▸ **Exercise directions**: Pick out each line of the records that includes the string "high", and copy it.

▸ **Excerpted data**:

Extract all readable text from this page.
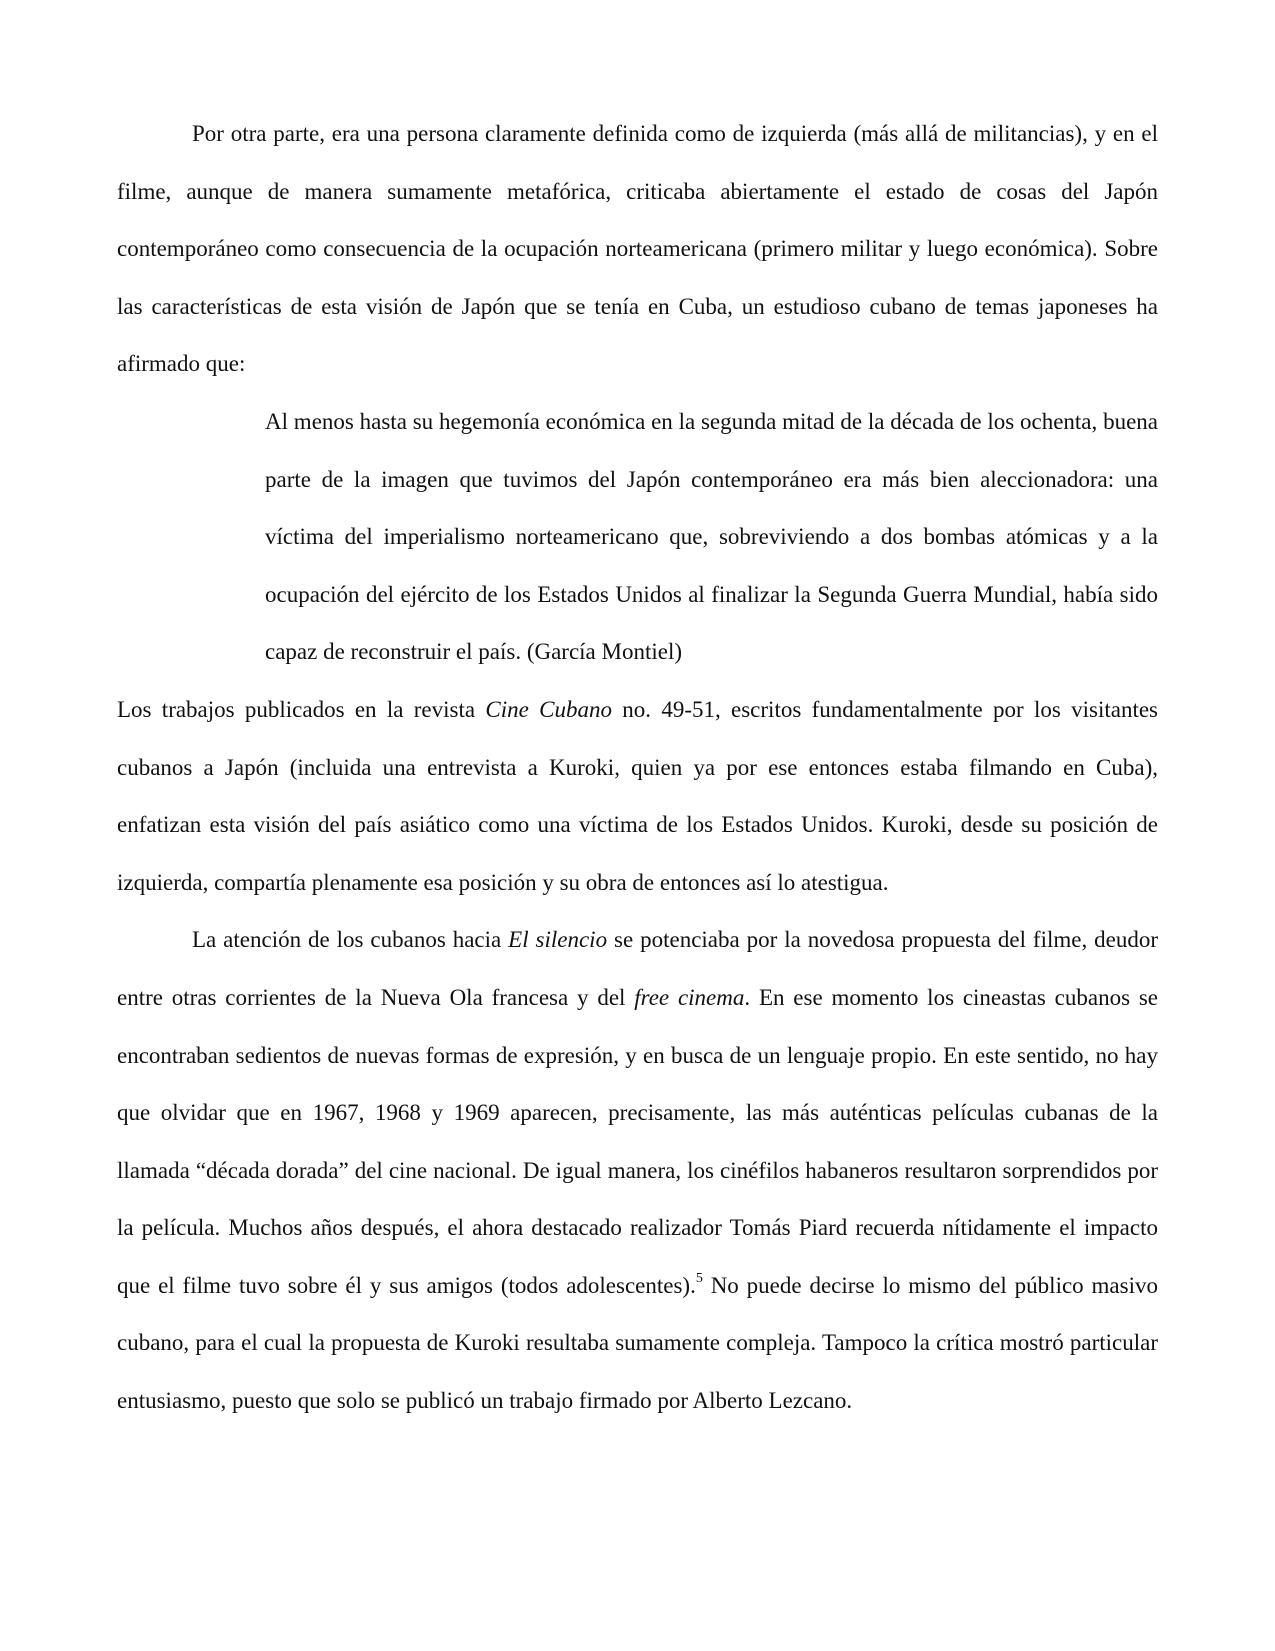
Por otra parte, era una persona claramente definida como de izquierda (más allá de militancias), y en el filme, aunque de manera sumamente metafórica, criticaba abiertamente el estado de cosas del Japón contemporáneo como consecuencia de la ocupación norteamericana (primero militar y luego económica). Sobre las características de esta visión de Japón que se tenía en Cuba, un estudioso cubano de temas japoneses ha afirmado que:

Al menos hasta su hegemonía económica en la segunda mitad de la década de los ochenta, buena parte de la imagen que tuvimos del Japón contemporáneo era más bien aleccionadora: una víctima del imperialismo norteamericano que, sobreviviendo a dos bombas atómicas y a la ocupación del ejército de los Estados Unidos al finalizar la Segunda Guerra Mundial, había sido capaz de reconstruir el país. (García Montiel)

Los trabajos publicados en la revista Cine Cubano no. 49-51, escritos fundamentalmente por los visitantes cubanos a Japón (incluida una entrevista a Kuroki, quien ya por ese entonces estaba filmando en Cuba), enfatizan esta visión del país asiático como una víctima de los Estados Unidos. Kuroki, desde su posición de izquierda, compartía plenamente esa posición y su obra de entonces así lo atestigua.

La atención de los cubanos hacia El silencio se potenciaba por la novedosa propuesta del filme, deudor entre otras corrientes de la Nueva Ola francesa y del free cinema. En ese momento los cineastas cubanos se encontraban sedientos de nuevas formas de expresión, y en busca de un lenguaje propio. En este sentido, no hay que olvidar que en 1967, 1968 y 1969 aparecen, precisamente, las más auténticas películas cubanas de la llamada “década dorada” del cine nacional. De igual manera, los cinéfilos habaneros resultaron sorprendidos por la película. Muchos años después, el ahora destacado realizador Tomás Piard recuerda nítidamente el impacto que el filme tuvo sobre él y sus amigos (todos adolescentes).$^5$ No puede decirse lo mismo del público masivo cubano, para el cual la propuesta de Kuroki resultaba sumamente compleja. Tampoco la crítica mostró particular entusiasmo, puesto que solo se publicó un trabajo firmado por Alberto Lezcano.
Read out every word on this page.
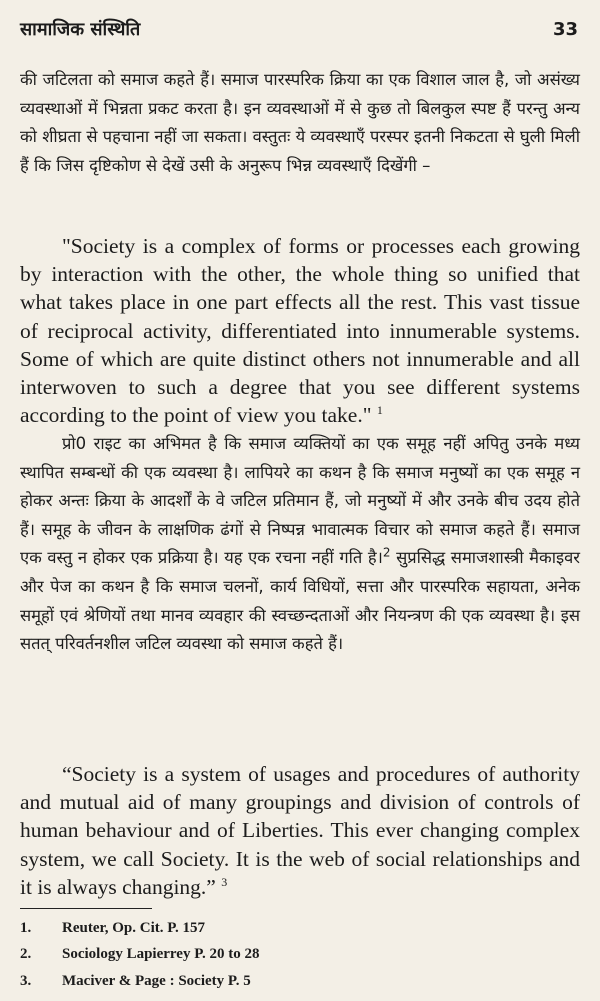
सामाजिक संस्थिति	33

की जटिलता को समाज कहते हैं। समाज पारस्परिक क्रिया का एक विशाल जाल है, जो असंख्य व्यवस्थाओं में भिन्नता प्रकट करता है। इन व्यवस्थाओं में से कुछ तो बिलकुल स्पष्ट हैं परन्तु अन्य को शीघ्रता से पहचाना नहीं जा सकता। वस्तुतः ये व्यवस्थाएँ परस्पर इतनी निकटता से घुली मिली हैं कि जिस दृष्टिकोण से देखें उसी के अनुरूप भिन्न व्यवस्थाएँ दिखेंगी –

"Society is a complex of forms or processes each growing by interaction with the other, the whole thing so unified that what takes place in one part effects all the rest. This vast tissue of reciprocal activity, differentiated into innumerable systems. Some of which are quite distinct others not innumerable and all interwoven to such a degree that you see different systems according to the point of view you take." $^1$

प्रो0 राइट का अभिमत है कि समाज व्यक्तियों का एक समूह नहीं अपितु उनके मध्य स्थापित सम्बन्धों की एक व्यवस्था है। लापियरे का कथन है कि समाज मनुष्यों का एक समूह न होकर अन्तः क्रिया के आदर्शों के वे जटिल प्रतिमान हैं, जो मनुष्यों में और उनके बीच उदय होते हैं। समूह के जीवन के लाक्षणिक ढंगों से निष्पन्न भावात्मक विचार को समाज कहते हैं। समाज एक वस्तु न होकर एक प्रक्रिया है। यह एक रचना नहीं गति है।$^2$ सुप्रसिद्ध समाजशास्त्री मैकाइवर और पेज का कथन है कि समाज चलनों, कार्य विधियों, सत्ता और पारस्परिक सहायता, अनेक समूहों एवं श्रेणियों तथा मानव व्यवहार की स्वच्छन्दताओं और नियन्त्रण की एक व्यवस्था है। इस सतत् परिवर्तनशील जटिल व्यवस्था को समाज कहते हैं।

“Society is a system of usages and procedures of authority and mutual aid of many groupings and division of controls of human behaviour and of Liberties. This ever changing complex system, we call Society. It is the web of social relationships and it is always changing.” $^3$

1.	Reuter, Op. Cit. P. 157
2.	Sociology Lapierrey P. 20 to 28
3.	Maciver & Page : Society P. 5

--

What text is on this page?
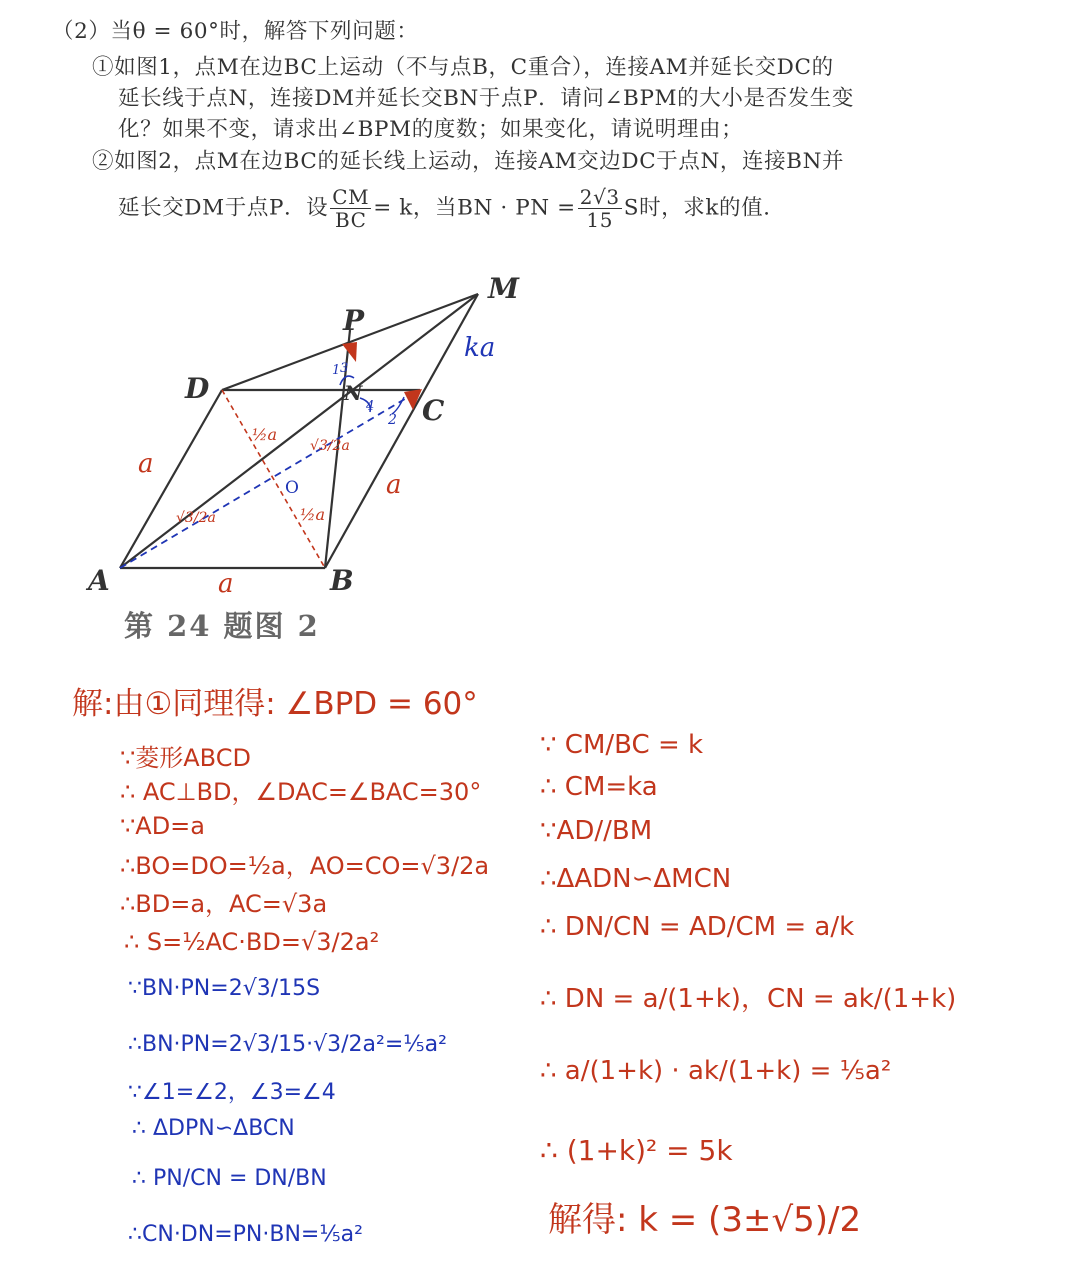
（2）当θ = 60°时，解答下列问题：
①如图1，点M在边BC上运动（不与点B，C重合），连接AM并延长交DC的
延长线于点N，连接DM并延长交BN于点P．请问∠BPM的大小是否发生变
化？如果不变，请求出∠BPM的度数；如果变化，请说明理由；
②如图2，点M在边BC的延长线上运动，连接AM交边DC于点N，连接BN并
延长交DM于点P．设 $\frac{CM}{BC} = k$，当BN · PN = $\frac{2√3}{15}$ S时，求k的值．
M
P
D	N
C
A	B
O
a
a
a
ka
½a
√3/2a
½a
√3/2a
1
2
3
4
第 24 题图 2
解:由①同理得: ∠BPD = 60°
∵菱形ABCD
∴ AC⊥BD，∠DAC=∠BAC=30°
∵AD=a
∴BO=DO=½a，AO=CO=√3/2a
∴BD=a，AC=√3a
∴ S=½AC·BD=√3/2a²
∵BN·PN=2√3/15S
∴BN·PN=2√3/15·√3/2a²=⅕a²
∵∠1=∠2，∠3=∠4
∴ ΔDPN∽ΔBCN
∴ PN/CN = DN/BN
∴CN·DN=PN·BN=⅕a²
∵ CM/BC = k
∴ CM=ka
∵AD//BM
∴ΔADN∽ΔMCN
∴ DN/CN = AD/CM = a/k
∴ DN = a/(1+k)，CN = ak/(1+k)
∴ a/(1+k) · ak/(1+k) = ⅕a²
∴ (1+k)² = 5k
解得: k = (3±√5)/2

* * *

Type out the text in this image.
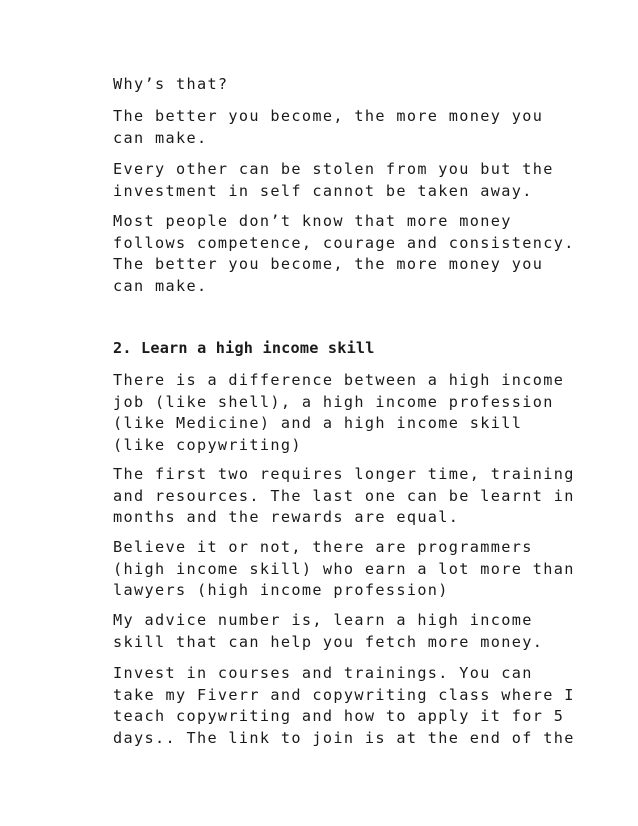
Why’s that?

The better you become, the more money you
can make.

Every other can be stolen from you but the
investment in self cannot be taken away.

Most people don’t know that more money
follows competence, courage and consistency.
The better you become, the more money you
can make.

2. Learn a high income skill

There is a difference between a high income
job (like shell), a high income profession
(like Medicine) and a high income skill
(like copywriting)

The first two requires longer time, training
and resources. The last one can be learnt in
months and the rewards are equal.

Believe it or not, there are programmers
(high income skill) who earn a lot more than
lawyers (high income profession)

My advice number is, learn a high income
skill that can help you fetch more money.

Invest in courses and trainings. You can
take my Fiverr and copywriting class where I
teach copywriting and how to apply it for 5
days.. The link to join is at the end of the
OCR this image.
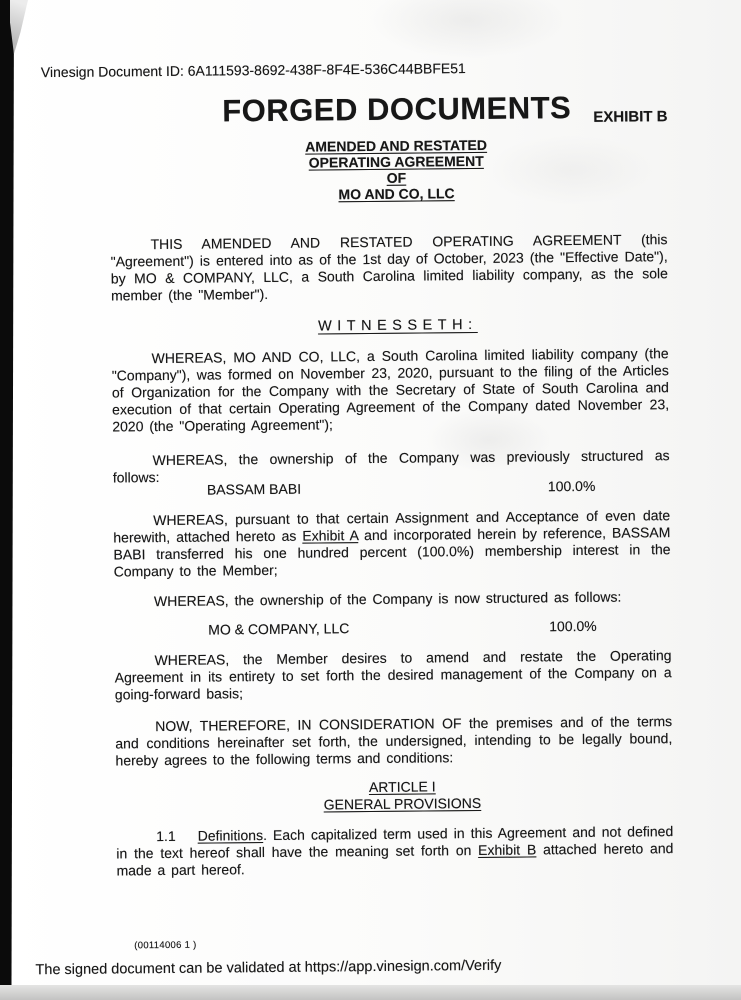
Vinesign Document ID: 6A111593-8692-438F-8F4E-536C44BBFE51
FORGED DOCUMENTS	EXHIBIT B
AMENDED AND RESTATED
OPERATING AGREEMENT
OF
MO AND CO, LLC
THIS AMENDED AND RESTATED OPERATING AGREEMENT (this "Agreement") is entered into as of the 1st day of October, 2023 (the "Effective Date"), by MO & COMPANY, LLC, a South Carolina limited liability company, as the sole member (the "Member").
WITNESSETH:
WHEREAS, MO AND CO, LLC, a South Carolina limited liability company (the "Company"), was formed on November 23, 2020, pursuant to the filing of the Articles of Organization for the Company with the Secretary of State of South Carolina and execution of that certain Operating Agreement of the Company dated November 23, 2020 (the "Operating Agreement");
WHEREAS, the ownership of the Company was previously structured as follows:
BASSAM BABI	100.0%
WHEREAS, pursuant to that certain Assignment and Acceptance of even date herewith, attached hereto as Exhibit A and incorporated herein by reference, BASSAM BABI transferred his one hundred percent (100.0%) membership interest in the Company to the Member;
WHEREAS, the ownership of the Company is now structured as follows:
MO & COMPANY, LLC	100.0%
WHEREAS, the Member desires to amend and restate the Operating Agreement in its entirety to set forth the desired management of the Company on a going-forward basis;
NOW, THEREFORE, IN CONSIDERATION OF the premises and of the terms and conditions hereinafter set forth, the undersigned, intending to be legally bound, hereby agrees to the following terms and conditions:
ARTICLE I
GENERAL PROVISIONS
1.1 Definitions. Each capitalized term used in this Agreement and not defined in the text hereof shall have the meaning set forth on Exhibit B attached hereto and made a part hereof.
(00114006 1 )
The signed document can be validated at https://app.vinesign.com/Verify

▸ **Result for this task**:
2. Learn a high income skill
There is a difference between a high income
job (like shell), a high income profession
(like Medicine) and a high income skill
(high income skill) who earn a lot more than
lawyers (high income profession)
My advice number is, learn a high income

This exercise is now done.